Scan the data below and pick out the lines containing the word "CORRIENTE".

Dataset items
:::

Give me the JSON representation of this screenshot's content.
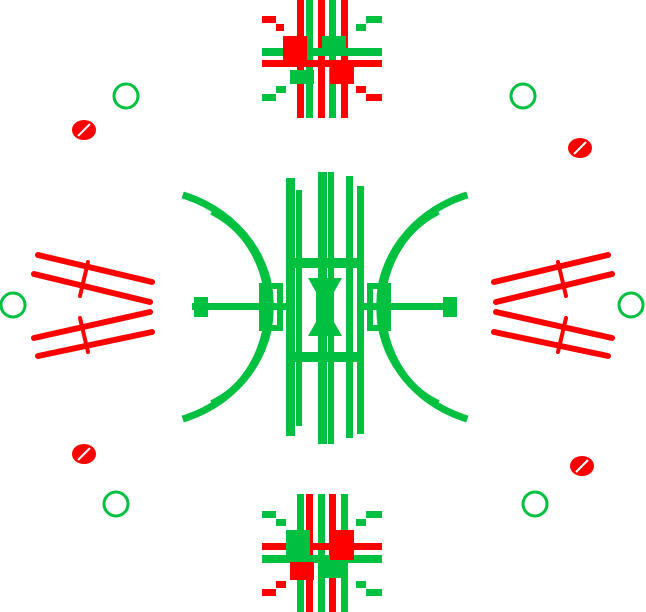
{
  "colors": {
    "background": "#ffffff",
    "green": "#00c040",
    "red": "#ff0000"
  },
  "glyphs": {
    "center": "green-pixel-symmetric-figure",
    "top": "red-green-pixel-cross",
    "bottom": "red-green-pixel-cross",
    "left": "red-diagonal-bars",
    "right": "red-diagonal-bars",
    "corners": "green-ring-and-red-dot"
  }
}
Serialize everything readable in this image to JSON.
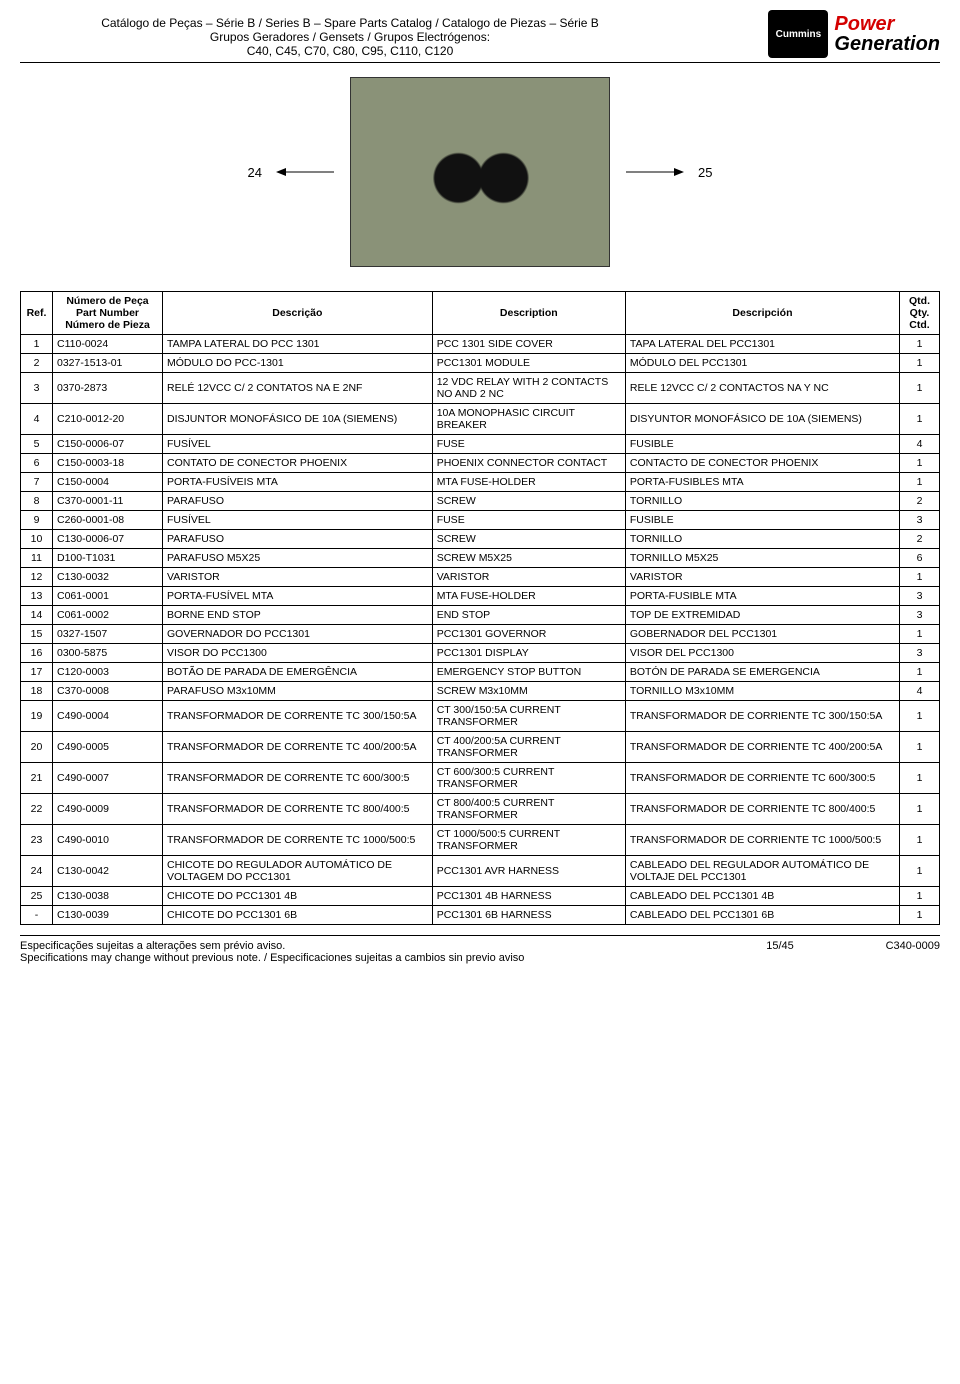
{
  "header": {
    "line1": "Catálogo de Peças – Série B / Series B – Spare Parts Catalog / Catalogo de Piezas – Série B",
    "line2": "Grupos Geradores / Gensets / Grupos Electrógenos:",
    "line3": "C40, C45, C70, C80, C95, C110, C120",
    "logo_text": "Cummins",
    "power": "Power",
    "gen": "Generation"
  },
  "photo": {
    "left_callout": "24",
    "right_callout": "25"
  },
  "table": {
    "headers": {
      "ref": "Ref.",
      "part": "Número de Peça\nPart Number\nNúmero de Pieza",
      "desc_pt": "Descrição",
      "desc_en": "Description",
      "desc_es": "Descripción",
      "qty": "Qtd.\nQty.\nCtd."
    },
    "rows": [
      {
        "ref": "1",
        "part": "C110-0024",
        "pt": "TAMPA LATERAL DO PCC 1301",
        "en": "PCC 1301 SIDE COVER",
        "es": "TAPA LATERAL DEL PCC1301",
        "qty": "1"
      },
      {
        "ref": "2",
        "part": "0327-1513-01",
        "pt": "MÓDULO DO PCC-1301",
        "en": "PCC1301 MODULE",
        "es": "MÓDULO DEL PCC1301",
        "qty": "1"
      },
      {
        "ref": "3",
        "part": "0370-2873",
        "pt": "RELÉ 12VCC C/ 2 CONTATOS NA E 2NF",
        "en": "12 VDC RELAY WITH 2 CONTACTS NO AND 2 NC",
        "es": "RELE 12VCC C/ 2 CONTACTOS NA Y NC",
        "qty": "1"
      },
      {
        "ref": "4",
        "part": "C210-0012-20",
        "pt": "DISJUNTOR MONOFÁSICO DE 10A (SIEMENS)",
        "en": "10A MONOPHASIC CIRCUIT BREAKER",
        "es": "DISYUNTOR MONOFÁSICO DE 10A (SIEMENS)",
        "qty": "1"
      },
      {
        "ref": "5",
        "part": "C150-0006-07",
        "pt": "FUSÍVEL",
        "en": "FUSE",
        "es": "FUSIBLE",
        "qty": "4"
      },
      {
        "ref": "6",
        "part": "C150-0003-18",
        "pt": "CONTATO DE CONECTOR PHOENIX",
        "en": "PHOENIX CONNECTOR CONTACT",
        "es": "CONTACTO DE CONECTOR PHOENIX",
        "qty": "1"
      },
      {
        "ref": "7",
        "part": "C150-0004",
        "pt": "PORTA-FUSÍVEIS MTA",
        "en": "MTA FUSE-HOLDER",
        "es": "PORTA-FUSIBLES MTA",
        "qty": "1"
      },
      {
        "ref": "8",
        "part": "C370-0001-11",
        "pt": "PARAFUSO",
        "en": "SCREW",
        "es": "TORNILLO",
        "qty": "2"
      },
      {
        "ref": "9",
        "part": "C260-0001-08",
        "pt": "FUSÍVEL",
        "en": "FUSE",
        "es": "FUSIBLE",
        "qty": "3"
      },
      {
        "ref": "10",
        "part": "C130-0006-07",
        "pt": "PARAFUSO",
        "en": "SCREW",
        "es": "TORNILLO",
        "qty": "2"
      },
      {
        "ref": "11",
        "part": "D100-T1031",
        "pt": "PARAFUSO M5X25",
        "en": "SCREW M5X25",
        "es": "TORNILLO M5X25",
        "qty": "6"
      },
      {
        "ref": "12",
        "part": "C130-0032",
        "pt": "VARISTOR",
        "en": "VARISTOR",
        "es": "VARISTOR",
        "qty": "1"
      },
      {
        "ref": "13",
        "part": "C061-0001",
        "pt": "PORTA-FUSÍVEL MTA",
        "en": "MTA FUSE-HOLDER",
        "es": "PORTA-FUSIBLE MTA",
        "qty": "3"
      },
      {
        "ref": "14",
        "part": "C061-0002",
        "pt": "BORNE END STOP",
        "en": "END STOP",
        "es": "TOP DE EXTREMIDAD",
        "qty": "3"
      },
      {
        "ref": "15",
        "part": "0327-1507",
        "pt": "GOVERNADOR DO PCC1301",
        "en": "PCC1301 GOVERNOR",
        "es": "GOBERNADOR DEL PCC1301",
        "qty": "1"
      },
      {
        "ref": "16",
        "part": "0300-5875",
        "pt": "VISOR DO PCC1300",
        "en": "PCC1301 DISPLAY",
        "es": "VISOR DEL PCC1300",
        "qty": "3"
      },
      {
        "ref": "17",
        "part": "C120-0003",
        "pt": "BOTÃO DE PARADA DE EMERGÊNCIA",
        "en": "EMERGENCY STOP BUTTON",
        "es": "BOTÓN DE PARADA SE EMERGENCIA",
        "qty": "1"
      },
      {
        "ref": "18",
        "part": "C370-0008",
        "pt": "PARAFUSO M3x10MM",
        "en": "SCREW M3x10MM",
        "es": "TORNILLO M3x10MM",
        "qty": "4"
      },
      {
        "ref": "19",
        "part": "C490-0004",
        "pt": "TRANSFORMADOR DE CORRENTE TC 300/150:5A",
        "en": "CT 300/150:5A CURRENT TRANSFORMER",
        "es": "TRANSFORMADOR DE CORRIENTE TC 300/150:5A",
        "qty": "1"
      },
      {
        "ref": "20",
        "part": "C490-0005",
        "pt": "TRANSFORMADOR DE CORRENTE TC 400/200:5A",
        "en": "CT 400/200:5A CURRENT TRANSFORMER",
        "es": "TRANSFORMADOR DE CORRIENTE TC 400/200:5A",
        "qty": "1"
      },
      {
        "ref": "21",
        "part": "C490-0007",
        "pt": "TRANSFORMADOR DE CORRENTE TC 600/300:5",
        "en": "CT 600/300:5 CURRENT TRANSFORMER",
        "es": "TRANSFORMADOR DE CORRIENTE TC 600/300:5",
        "qty": "1"
      },
      {
        "ref": "22",
        "part": "C490-0009",
        "pt": "TRANSFORMADOR DE CORRENTE TC 800/400:5",
        "en": "CT 800/400:5 CURRENT TRANSFORMER",
        "es": "TRANSFORMADOR DE CORRIENTE TC 800/400:5",
        "qty": "1"
      },
      {
        "ref": "23",
        "part": "C490-0010",
        "pt": "TRANSFORMADOR DE CORRENTE TC 1000/500:5",
        "en": "CT 1000/500:5 CURRENT TRANSFORMER",
        "es": "TRANSFORMADOR DE CORRIENTE TC 1000/500:5",
        "qty": "1"
      },
      {
        "ref": "24",
        "part": "C130-0042",
        "pt": "CHICOTE DO REGULADOR AUTOMÁTICO DE VOLTAGEM DO PCC1301",
        "en": "PCC1301 AVR HARNESS",
        "es": "CABLEADO DEL REGULADOR AUTOMÁTICO DE VOLTAJE DEL PCC1301",
        "qty": "1"
      },
      {
        "ref": "25",
        "part": "C130-0038",
        "pt": "CHICOTE DO PCC1301 4B",
        "en": "PCC1301 4B HARNESS",
        "es": "CABLEADO DEL PCC1301 4B",
        "qty": "1"
      },
      {
        "ref": "-",
        "part": "C130-0039",
        "pt": "CHICOTE DO PCC1301 6B",
        "en": "PCC1301 6B HARNESS",
        "es": "CABLEADO DEL PCC1301 6B",
        "qty": "1"
      }
    ]
  },
  "footer": {
    "left1": "Especificações sujeitas a alterações sem prévio aviso.",
    "left2": "Specifications may change without previous note. / Especificaciones sujeitas a cambios sin previo aviso",
    "page": "15/45",
    "doc": "C340-0009"
  }
}
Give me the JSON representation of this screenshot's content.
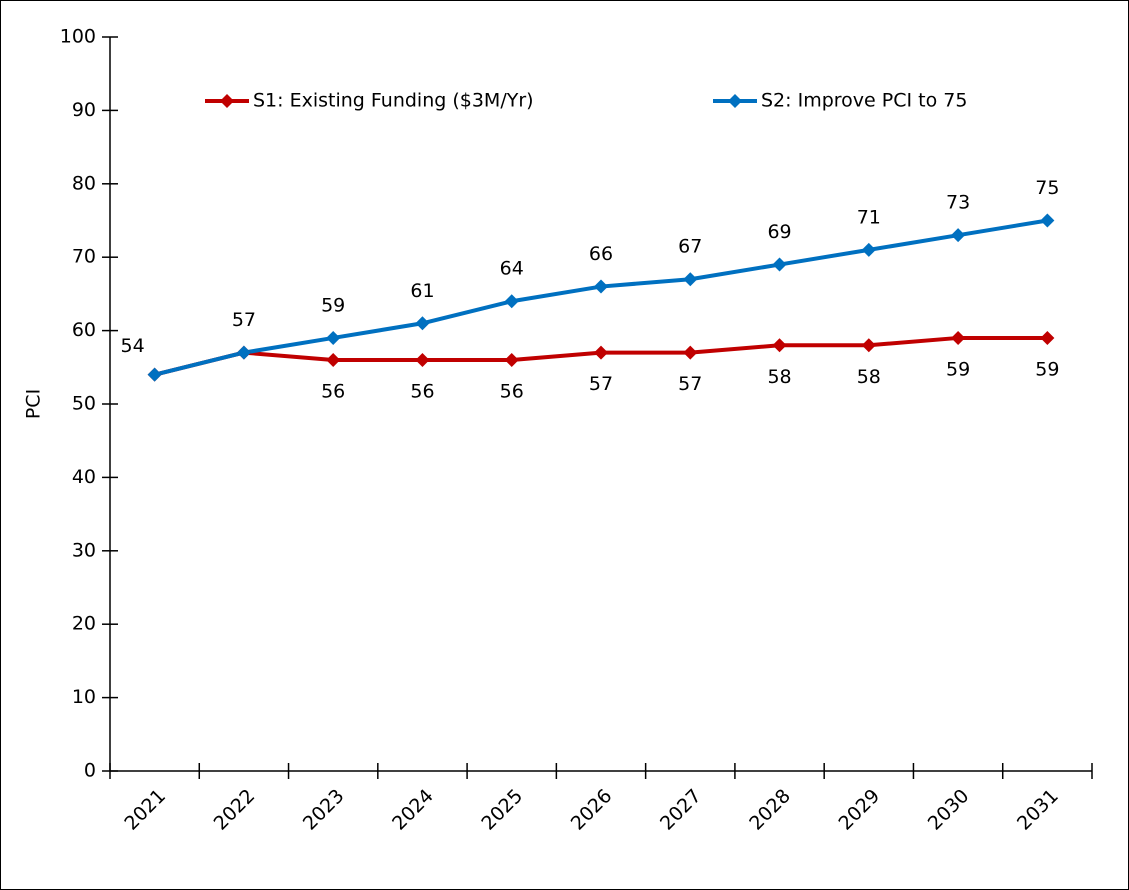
{
  "chart_data": {
    "type": "line",
    "y_label": "PCI",
    "categories": [
      "2021",
      "2022",
      "2023",
      "2024",
      "2025",
      "2026",
      "2027",
      "2028",
      "2029",
      "2030",
      "2031"
    ],
    "series": [
      {
        "name": "S1: Existing Funding ($3M/Yr)",
        "color": "#c00000",
        "values": [
          54,
          57,
          56,
          56,
          56,
          57,
          57,
          58,
          58,
          59,
          59
        ]
      },
      {
        "name": "S2: Improve PCI to 75",
        "color": "#0070c0",
        "values": [
          54,
          57,
          59,
          61,
          64,
          66,
          67,
          69,
          71,
          73,
          75
        ]
      }
    ],
    "ylim": [
      0,
      100
    ],
    "yticks": [
      0,
      10,
      20,
      30,
      40,
      50,
      60,
      70,
      80,
      90,
      100
    ],
    "legend": "top"
  }
}
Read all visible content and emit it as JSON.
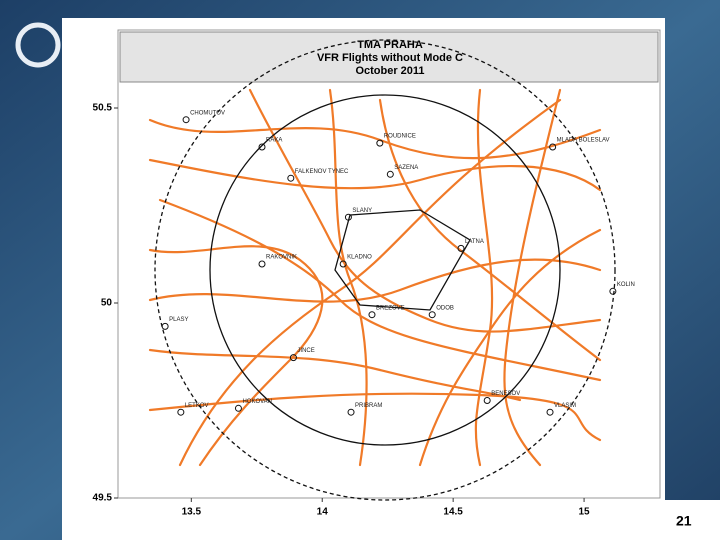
{
  "slide": {
    "page_number": "21"
  },
  "map": {
    "title": [
      "TMA PRAHA",
      "VFR Flights without Mode C",
      "October 2011"
    ],
    "xlim": [
      13.22,
      15.29
    ],
    "ylim": [
      49.5,
      50.7
    ],
    "xticks": [
      13.5,
      14,
      14.5,
      15
    ],
    "yticks": [
      49.5,
      50,
      50.5
    ],
    "track_color": "#f07a28",
    "places": [
      {
        "name": "CHOMUTOV",
        "x": 13.48,
        "y": 50.47
      },
      {
        "name": "RAKA",
        "x": 13.77,
        "y": 50.4
      },
      {
        "name": "ROUDNICE",
        "x": 14.22,
        "y": 50.41
      },
      {
        "name": "MLADA BOLESLAV",
        "x": 14.88,
        "y": 50.4
      },
      {
        "name": "FALKENOV TYNEC",
        "x": 13.88,
        "y": 50.32
      },
      {
        "name": "SAZENA",
        "x": 14.26,
        "y": 50.33
      },
      {
        "name": "SLANY",
        "x": 14.1,
        "y": 50.22
      },
      {
        "name": "RAKOVNIK",
        "x": 13.77,
        "y": 50.1
      },
      {
        "name": "KLADNO",
        "x": 14.08,
        "y": 50.1
      },
      {
        "name": "LATNA",
        "x": 14.53,
        "y": 50.14
      },
      {
        "name": "KOLIN",
        "x": 15.11,
        "y": 50.03
      },
      {
        "name": "BREZOVE",
        "x": 14.19,
        "y": 49.97
      },
      {
        "name": "ODOB",
        "x": 14.42,
        "y": 49.97
      },
      {
        "name": "PLASY",
        "x": 13.4,
        "y": 49.94
      },
      {
        "name": "JINCE",
        "x": 13.89,
        "y": 49.86
      },
      {
        "name": "LETKOV",
        "x": 13.46,
        "y": 49.72
      },
      {
        "name": "HOKOVAN",
        "x": 13.68,
        "y": 49.73
      },
      {
        "name": "PRIBRAM",
        "x": 14.11,
        "y": 49.72
      },
      {
        "name": "BENESOV",
        "x": 14.63,
        "y": 49.75
      },
      {
        "name": "VLASIM",
        "x": 14.87,
        "y": 49.72
      }
    ]
  }
}
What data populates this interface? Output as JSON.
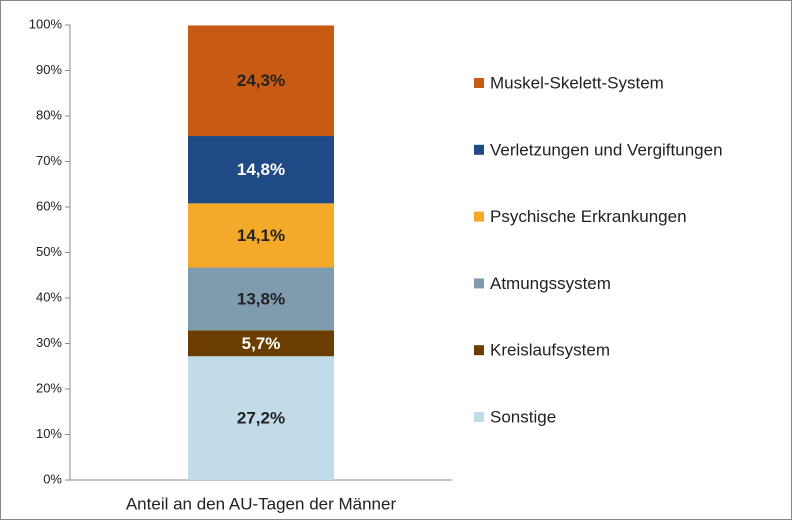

:::

ANSWER IN FULL:
        "es": "TRANSFORMADOR DE CORRIENTE TC 300/150:5A",
        "es": "TRANSFORMADOR DE CORRIENTE TC 400/200:5A",
        "es": "TRANSFORMADOR DE CORRIENTE TC 600/300:5",
        "es": "TRANSFORMADOR DE CORRIENTE TC 800/400:5",
        "es": "TRANSFORMADOR DE CORRIENTE TC 1000/500:5",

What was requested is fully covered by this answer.